Items from a figure collection
=======
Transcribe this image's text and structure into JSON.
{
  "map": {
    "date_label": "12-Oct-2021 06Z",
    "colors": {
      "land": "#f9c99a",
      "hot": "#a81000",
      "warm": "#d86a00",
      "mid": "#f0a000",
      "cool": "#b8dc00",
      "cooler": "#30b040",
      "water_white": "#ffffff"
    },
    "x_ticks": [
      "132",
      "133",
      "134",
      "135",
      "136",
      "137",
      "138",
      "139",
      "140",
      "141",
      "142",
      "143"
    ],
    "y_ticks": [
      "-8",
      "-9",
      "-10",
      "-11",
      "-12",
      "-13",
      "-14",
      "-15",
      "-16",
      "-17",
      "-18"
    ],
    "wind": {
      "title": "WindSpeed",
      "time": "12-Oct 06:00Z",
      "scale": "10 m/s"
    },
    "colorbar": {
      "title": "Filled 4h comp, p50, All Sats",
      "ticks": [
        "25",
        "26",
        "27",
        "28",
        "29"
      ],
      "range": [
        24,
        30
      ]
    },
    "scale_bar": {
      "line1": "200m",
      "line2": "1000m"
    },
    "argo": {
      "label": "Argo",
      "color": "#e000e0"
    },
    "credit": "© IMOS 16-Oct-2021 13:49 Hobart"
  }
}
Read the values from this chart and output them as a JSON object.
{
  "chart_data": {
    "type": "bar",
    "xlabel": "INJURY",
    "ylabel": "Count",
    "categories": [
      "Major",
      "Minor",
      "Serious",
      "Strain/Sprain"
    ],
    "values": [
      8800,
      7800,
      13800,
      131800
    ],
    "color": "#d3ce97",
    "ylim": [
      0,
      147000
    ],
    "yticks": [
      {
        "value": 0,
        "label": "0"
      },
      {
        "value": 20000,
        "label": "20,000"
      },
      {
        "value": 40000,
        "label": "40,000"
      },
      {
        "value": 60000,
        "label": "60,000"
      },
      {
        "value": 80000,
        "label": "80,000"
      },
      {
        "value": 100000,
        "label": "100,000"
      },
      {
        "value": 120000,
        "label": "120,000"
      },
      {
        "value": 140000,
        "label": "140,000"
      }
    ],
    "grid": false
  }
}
=======
Filter the data, keeping only the lines that contain "title".

## Complete response
      "title": "WindSpeed",
      "title": "Filled 4h comp, p50, All Sats",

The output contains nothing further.